Burada: Bavyera Parlamentosu, Bavyera Devlet Operası var. Klasik binalar içinde: uluslararası üne sahip lüks dükkanlar bulunuyor.
Theatiner Strasse
Burası da, şehirdeki lüks bir alışveriş caddesidir. Alışveriş yanında, yine bu caddede güzel bir sinema ve geleneksel kafe ve restoranlar görebilirsiniz.
Özel mağazalar, bar ve kafeler, modern sanat ve mimarinin büyüleyici güzelliği, işte hepsini burada görebilirsiniz.
Kaufinger Strasse
1970’lerden bu yana, şehrin en işlet alışveriş bölgesi olmuştur. Burada daha çok, uluslararası markalardan ziyade, bireysel mağazalar ve kafeler bulunuyor.
Sendlinger Straase
Şehrin en tipik alışveriş alanlarından birisidir. Burada, genellikle aileler tarafından işletilen perakende mağazalar görülüyor. Burada, hediyelik eşyalar, el sanatı ürünleri bulabilirsiniz. Hatta, alışveriş sonrasında kısa molalar için, küçük kafeler ve restoranlar var.
Schwabing
Burası, yakın bir geçmişe kadar bir köy olarak kullanılmakta ve birçok aydın, sanatçı ve yazara ev sahipliği yapmıştır.
Günümüzde ise, burada: butikler, ikinci el mağazaları, kitap mağazaları ve mücevher mağazaları görülmektedir.
Ayrıca: her damak zevkine uygun meyve-sebze, baharatlar ve otların satıldığı küçük dükkanlar var.
Alışveriş merkezi tercih ederseniz
Olympia Einkaufszentrum
Burası, 1972 Olimpiyat oyunları sırasında açılmış ve zamanla, genişletilip geliştirilerek şehrin en modern alışveriş merkezi haline gelmiştir.

» **Girdi verileri**
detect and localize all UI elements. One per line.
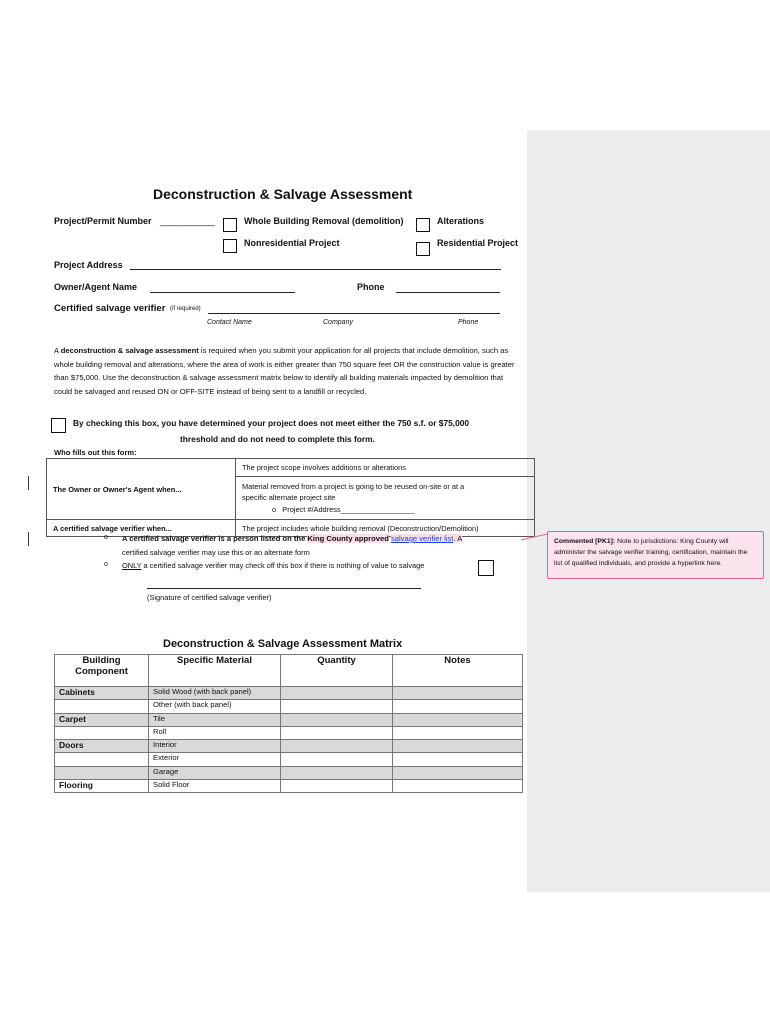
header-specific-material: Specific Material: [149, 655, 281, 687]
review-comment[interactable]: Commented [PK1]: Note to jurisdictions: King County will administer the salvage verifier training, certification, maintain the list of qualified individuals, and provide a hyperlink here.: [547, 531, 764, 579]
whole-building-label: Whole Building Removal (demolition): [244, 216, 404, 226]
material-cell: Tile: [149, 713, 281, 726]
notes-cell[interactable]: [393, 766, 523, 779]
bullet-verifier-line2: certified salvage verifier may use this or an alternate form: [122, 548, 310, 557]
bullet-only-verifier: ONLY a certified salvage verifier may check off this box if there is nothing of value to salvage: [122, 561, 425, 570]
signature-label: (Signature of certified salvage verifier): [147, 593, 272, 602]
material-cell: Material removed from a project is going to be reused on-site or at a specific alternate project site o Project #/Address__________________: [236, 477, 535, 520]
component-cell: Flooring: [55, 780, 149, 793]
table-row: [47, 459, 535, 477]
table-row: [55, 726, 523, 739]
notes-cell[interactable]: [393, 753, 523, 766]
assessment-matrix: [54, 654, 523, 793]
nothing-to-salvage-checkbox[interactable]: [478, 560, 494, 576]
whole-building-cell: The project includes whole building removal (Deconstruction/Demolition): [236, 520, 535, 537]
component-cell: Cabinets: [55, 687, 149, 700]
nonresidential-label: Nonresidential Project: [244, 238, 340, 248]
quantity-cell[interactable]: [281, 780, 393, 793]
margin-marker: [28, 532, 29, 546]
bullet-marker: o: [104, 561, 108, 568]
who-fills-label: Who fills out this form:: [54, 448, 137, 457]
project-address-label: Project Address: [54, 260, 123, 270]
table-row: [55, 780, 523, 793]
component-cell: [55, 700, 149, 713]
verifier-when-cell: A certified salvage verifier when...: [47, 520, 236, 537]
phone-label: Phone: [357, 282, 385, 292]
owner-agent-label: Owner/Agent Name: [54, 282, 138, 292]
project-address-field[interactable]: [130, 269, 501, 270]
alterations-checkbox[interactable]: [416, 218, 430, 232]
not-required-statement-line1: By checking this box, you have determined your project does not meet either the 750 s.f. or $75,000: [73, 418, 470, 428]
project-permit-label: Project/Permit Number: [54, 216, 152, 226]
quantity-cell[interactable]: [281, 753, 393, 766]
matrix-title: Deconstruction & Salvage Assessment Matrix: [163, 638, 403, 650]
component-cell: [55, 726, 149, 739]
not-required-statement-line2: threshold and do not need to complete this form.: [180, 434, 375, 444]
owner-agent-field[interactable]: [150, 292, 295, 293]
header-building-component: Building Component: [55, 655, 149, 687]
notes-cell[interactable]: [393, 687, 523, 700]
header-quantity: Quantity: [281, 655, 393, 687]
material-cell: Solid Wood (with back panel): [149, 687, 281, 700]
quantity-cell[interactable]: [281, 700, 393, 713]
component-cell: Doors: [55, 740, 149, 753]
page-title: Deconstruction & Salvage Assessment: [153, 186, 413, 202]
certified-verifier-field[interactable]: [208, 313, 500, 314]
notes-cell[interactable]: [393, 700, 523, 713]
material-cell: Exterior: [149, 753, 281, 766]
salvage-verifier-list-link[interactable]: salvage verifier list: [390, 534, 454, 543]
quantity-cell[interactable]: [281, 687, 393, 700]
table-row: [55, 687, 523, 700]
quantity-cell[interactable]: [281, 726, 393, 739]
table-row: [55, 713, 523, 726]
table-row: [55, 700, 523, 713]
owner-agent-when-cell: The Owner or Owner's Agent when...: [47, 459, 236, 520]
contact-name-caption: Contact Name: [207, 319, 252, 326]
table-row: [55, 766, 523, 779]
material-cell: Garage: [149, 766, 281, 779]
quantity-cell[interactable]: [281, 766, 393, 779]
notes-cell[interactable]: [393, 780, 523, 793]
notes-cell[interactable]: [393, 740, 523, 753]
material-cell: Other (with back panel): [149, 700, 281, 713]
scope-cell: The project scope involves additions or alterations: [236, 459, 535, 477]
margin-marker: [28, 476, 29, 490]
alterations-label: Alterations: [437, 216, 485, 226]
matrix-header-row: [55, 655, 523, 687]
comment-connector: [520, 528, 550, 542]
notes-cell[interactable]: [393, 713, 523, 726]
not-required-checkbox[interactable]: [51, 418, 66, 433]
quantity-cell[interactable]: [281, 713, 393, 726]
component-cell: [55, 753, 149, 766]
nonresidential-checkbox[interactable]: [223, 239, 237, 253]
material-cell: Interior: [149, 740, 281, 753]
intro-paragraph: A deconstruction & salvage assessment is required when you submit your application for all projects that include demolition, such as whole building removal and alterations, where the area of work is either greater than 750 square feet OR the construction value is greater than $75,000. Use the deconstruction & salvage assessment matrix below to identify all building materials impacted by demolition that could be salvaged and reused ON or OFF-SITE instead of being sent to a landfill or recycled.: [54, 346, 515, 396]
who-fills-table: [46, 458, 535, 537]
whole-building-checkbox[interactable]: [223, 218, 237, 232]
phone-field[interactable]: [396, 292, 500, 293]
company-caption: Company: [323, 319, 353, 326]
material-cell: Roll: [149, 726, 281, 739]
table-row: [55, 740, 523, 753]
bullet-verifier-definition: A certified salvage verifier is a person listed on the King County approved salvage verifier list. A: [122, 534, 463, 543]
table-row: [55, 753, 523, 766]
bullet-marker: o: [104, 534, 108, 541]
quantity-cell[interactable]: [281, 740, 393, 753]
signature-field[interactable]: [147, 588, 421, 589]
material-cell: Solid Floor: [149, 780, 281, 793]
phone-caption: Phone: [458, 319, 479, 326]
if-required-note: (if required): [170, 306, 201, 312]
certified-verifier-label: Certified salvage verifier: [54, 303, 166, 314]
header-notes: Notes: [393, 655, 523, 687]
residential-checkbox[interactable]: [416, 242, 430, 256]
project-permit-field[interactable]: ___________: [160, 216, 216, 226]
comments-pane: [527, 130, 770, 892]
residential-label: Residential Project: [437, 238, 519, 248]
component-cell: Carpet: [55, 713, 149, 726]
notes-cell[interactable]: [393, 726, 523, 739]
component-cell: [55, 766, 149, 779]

--

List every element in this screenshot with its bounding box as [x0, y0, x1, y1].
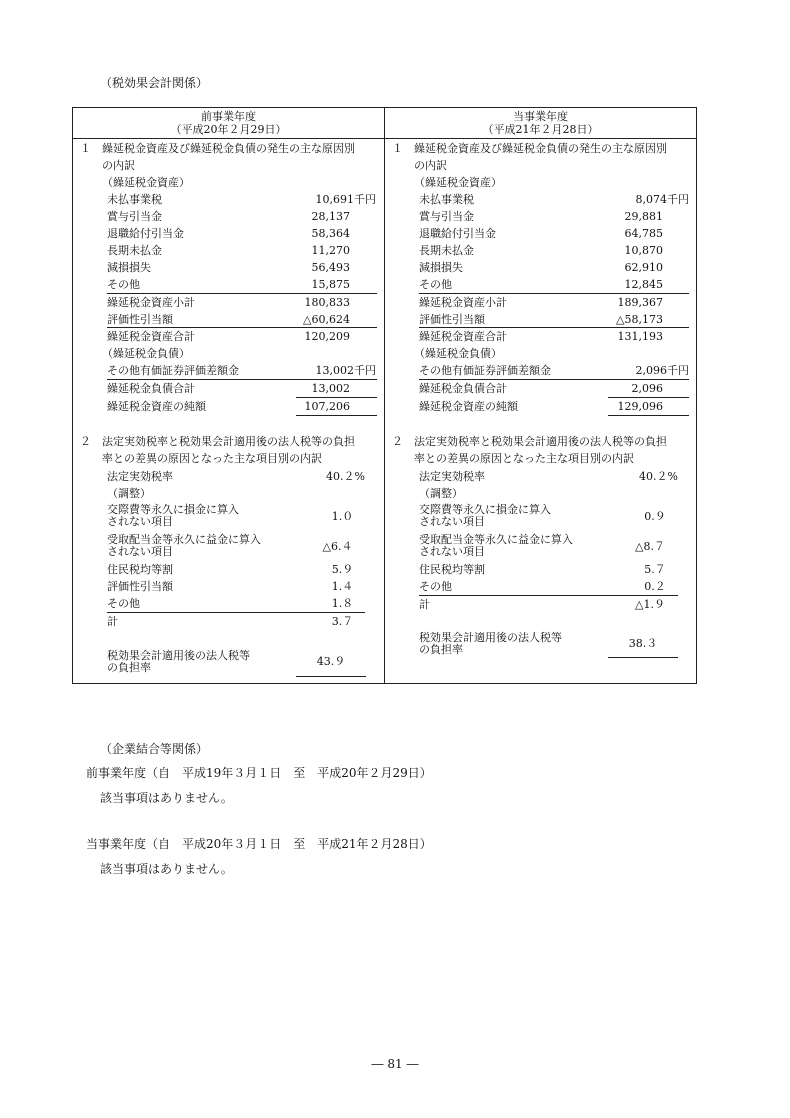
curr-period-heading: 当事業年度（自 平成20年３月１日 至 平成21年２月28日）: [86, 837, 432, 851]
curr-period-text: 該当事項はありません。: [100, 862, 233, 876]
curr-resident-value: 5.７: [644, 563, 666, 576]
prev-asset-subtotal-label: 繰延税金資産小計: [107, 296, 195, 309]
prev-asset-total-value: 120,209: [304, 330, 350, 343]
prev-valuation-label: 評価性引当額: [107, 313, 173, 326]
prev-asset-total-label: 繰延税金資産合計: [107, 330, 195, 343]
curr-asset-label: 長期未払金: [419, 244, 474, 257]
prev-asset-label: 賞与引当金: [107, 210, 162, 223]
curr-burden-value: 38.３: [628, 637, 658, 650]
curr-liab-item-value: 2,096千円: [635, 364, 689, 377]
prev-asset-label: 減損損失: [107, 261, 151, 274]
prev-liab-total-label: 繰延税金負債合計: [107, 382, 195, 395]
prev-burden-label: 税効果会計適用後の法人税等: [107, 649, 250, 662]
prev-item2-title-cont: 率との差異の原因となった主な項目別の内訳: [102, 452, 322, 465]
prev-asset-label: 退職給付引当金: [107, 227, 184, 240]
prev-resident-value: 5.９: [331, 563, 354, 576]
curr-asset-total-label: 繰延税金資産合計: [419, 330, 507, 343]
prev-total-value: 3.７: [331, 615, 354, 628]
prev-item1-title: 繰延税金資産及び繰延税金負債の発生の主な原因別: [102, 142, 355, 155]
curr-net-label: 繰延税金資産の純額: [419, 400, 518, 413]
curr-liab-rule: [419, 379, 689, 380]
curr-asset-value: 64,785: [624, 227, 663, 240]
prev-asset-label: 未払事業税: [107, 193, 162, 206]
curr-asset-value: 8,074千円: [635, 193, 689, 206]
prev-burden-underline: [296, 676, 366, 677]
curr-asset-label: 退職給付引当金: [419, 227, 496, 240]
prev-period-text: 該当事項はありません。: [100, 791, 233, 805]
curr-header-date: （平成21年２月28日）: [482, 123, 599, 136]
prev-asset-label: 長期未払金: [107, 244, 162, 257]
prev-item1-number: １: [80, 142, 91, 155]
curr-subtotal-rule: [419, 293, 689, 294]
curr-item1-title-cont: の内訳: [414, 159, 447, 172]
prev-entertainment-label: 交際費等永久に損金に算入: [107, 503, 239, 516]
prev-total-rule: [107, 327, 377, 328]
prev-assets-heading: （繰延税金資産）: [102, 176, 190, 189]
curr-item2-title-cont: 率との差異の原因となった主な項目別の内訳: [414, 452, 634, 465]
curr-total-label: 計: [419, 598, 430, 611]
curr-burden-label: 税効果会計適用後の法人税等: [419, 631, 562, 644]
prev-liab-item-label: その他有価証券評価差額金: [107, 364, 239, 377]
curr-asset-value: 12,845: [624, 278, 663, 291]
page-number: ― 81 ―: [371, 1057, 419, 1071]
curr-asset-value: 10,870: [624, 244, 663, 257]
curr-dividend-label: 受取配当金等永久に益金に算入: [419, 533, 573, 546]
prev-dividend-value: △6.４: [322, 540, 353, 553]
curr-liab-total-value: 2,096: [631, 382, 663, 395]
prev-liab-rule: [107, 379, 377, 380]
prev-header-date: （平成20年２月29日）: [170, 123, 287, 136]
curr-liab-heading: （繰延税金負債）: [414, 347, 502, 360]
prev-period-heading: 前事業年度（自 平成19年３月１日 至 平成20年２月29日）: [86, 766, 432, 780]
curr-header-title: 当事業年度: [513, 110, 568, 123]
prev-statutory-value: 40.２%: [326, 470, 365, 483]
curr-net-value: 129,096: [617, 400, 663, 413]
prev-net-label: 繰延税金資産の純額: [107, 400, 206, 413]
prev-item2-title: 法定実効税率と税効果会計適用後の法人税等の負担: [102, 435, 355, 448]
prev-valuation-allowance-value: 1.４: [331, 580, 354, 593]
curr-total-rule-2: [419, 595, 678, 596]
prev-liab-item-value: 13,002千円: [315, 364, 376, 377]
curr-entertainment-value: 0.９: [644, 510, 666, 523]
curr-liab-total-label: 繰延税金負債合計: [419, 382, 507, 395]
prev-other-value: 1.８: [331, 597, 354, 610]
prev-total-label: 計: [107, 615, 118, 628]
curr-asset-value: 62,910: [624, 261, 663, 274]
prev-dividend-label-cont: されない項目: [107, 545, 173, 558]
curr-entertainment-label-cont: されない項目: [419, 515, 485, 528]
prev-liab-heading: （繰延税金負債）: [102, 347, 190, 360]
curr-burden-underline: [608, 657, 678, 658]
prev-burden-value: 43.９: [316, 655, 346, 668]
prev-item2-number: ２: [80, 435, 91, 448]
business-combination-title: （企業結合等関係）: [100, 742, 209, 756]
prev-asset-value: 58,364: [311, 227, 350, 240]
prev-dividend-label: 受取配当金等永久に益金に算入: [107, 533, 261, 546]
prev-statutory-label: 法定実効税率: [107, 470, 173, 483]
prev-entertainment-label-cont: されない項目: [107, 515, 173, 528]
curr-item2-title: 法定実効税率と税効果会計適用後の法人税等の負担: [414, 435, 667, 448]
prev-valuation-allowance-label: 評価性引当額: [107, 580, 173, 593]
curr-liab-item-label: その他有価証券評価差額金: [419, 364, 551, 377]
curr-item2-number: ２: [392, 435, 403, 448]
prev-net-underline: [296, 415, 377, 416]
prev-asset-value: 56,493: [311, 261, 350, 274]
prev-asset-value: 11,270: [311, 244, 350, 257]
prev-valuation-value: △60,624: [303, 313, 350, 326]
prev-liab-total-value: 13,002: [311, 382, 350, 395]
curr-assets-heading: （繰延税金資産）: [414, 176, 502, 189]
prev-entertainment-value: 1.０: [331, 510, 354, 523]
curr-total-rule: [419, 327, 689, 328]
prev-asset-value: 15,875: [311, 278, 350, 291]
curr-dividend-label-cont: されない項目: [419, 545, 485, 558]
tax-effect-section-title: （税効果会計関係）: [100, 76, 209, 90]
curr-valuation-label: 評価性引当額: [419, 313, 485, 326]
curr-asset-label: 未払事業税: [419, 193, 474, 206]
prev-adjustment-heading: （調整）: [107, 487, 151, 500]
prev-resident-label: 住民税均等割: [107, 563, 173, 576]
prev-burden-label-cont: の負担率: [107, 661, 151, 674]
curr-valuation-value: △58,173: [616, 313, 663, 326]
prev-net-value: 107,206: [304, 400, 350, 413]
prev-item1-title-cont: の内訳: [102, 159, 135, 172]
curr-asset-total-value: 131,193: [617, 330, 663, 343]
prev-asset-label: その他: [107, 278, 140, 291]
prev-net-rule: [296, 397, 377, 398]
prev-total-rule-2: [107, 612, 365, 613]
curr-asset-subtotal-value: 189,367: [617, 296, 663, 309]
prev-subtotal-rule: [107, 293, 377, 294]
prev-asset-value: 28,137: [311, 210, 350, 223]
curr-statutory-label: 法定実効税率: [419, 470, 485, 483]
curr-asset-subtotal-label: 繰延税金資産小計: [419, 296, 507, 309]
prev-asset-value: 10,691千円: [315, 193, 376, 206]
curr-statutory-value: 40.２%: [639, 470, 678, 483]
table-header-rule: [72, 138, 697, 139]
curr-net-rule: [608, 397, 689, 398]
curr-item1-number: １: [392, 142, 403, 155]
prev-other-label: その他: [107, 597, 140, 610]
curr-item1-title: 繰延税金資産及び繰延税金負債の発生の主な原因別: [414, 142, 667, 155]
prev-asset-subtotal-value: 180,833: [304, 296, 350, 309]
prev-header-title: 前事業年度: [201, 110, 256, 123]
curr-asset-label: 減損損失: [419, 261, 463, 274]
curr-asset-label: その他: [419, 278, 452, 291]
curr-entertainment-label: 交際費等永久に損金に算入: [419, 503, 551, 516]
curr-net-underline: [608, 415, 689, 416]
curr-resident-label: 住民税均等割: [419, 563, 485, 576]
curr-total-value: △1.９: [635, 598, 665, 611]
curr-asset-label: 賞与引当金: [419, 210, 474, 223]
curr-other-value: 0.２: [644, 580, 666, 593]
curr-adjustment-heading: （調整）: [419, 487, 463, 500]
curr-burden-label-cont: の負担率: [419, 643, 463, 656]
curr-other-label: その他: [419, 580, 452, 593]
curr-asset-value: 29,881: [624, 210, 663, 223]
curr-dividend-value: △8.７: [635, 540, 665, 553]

» **Yapılacak görevler**
• a. Alışveriş caddeleriyle ilgili metnin "Burada: Bavyera Parlamentosu, Bavyera" ile başlayıp "ve restoranlar görebilirsiniz." ile biten kısmını aynen yineleyin.
• b. Listede "curr-period-heading: 当事業年度（自 平成20年３月１日" geçen satırdan başlayıp "prev-total-value: 3.７: [331, 615, 354, 628]" geçen satırla biten satırları, "prev-asset-label" yerine "prev-asset-item" koyarak yeniden yazın. Başka hiçbir şeyi değiştirmeyin.
Metin ile liste birbirinden bağımsız malzemelerdir.

» **Görevlere göre sonuçlar**
• a.
Burada: Bavyera Parlamentosu, Bavyera Devlet Operası var. Klasik binalar içinde: uluslararası üne sahip lüks dükkanlar bulunuyor.
Theatiner Strasse
Burası da, şehirdeki lüks bir alışveriş caddesidir. Alışveriş yanında, yine bu caddede güzel bir sinema ve geleneksel kafe ve restoranlar görebilirsiniz.

• b.
curr-period-heading: 当事業年度（自 平成20年３月１日 至 平成21年２月28日）: [86, 837, 432, 851]
curr-period-text: 該当事項はありません。: [100, 862, 233, 876]
curr-resident-value: 5.７: [644, 563, 666, 576]
prev-asset-subtotal-label: 繰延税金資産小計: [107, 296, 195, 309]
prev-asset-total-value: 120,209: [304, 330, 350, 343]
prev-valuation-label: 評価性引当額: [107, 313, 173, 326]
prev-asset-total-label: 繰延税金資産合計: [107, 330, 195, 343]
curr-asset-label: 長期未払金: [419, 244, 474, 257]
prev-asset-item: 賞与引当金: [107, 210, 162, 223]
curr-burden-value: 38.３: [628, 637, 658, 650]
curr-liab-item-value: 2,096千円: [635, 364, 689, 377]
prev-asset-item: 減損損失: [107, 261, 151, 274]
prev-liab-total-label: 繰延税金負債合計: [107, 382, 195, 395]
prev-burden-label: 税効果会計適用後の法人税等: [107, 649, 250, 662]
prev-item2-title-cont: 率との差異の原因となった主な項目別の内訳: [102, 452, 322, 465]
prev-asset-item: 退職給付引当金: [107, 227, 184, 240]
prev-resident-value: 5.９: [331, 563, 354, 576]
curr-asset-total-label: 繰延税金資産合計: [419, 330, 507, 343]
prev-total-value: 3.７: [331, 615, 354, 628]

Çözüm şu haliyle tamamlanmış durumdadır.